§ **Exercise brief**:
Could you print every record below exactly as it appears?

■ ■ ■

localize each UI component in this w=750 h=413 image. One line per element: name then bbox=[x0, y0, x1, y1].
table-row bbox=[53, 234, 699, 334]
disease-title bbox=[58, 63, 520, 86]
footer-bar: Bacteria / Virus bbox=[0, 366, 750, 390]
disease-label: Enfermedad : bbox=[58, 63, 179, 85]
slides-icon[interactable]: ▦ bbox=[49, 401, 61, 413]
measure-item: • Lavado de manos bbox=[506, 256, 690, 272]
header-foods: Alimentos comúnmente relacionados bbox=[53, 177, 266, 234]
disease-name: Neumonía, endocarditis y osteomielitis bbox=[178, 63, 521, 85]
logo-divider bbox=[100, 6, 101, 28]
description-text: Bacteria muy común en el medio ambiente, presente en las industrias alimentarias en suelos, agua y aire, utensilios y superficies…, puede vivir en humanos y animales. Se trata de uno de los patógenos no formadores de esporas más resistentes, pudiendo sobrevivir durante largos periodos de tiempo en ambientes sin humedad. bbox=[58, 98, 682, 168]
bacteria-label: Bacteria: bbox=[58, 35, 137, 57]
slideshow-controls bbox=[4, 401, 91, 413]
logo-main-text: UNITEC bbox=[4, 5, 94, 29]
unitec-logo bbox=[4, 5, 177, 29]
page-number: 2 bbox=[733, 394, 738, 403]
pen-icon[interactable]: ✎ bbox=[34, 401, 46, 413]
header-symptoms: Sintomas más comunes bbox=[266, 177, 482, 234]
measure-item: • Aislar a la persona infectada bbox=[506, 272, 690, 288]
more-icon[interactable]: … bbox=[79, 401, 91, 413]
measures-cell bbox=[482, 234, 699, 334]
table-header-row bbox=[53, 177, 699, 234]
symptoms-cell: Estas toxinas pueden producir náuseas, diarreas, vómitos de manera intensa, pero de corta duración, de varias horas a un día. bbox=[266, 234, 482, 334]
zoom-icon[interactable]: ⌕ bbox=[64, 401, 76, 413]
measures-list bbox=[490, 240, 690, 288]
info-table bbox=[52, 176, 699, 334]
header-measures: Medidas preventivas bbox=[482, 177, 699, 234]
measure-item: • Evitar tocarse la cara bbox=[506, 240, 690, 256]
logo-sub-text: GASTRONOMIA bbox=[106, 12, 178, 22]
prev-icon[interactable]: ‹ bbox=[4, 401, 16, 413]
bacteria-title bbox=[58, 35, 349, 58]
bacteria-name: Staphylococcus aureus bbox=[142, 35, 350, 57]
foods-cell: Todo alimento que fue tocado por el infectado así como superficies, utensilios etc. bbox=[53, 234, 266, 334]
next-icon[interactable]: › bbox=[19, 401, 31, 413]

■ ■ ■

§ **Reply**:
localize each UI component in this w=750 h=413 image. One line per element: name then bbox=[x0, y0, x1, y1].
table-row bbox=[53, 234, 699, 334]
disease-title bbox=[58, 63, 520, 86]
footer-bar: Bacteria / Virus bbox=[0, 366, 750, 390]
disease-label: Enfermedad : bbox=[58, 63, 179, 85]
slides-icon[interactable]: ▦ bbox=[49, 401, 61, 413]
measure-item: • Lavado de manos bbox=[506, 256, 690, 272]
header-foods: Alimentos comúnmente relacionados bbox=[53, 177, 266, 234]
disease-name: Neumonía, endocarditis y osteomielitis bbox=[178, 63, 521, 85]
logo-divider bbox=[100, 6, 101, 28]
description-text: Bacteria muy común en el medio ambiente, presente en las industrias alimentarias en suelos, agua y aire, utensilios y superficies…, puede vivir en humanos y animales. Se trata de uno de los patógenos no formadores de esporas más resistentes, pudiendo sobrevivir durante largos periodos de tiempo en ambientes sin humedad. bbox=[58, 98, 682, 168]
bacteria-label: Bacteria: bbox=[58, 35, 137, 57]
slideshow-controls bbox=[4, 401, 91, 413]
logo-main-text: UNITEC bbox=[4, 5, 94, 29]
unitec-logo bbox=[4, 5, 177, 29]
page-number: 2 bbox=[733, 394, 738, 403]
pen-icon[interactable]: ✎ bbox=[34, 401, 46, 413]
header-symptoms: Sintomas más comunes bbox=[266, 177, 482, 234]
measure-item: • Aislar a la persona infectada bbox=[506, 272, 690, 288]
more-icon[interactable]: … bbox=[79, 401, 91, 413]
measures-cell bbox=[482, 234, 699, 334]
table-header-row bbox=[53, 177, 699, 234]
symptoms-cell: Estas toxinas pueden producir náuseas, diarreas, vómitos de manera intensa, pero de corta duración, de varias horas a un día. bbox=[266, 234, 482, 334]
zoom-icon[interactable]: ⌕ bbox=[64, 401, 76, 413]
measures-list bbox=[490, 240, 690, 288]
info-table bbox=[52, 176, 699, 334]
header-measures: Medidas preventivas bbox=[482, 177, 699, 234]
measure-item: • Evitar tocarse la cara bbox=[506, 240, 690, 256]
logo-sub-text: GASTRONOMIA bbox=[106, 12, 178, 22]
prev-icon[interactable]: ‹ bbox=[4, 401, 16, 413]
bacteria-title bbox=[58, 35, 349, 58]
bacteria-name: Staphylococcus aureus bbox=[142, 35, 350, 57]
foods-cell: Todo alimento que fue tocado por el infectado así como superficies, utensilios etc. bbox=[53, 234, 266, 334]
next-icon[interactable]: › bbox=[19, 401, 31, 413]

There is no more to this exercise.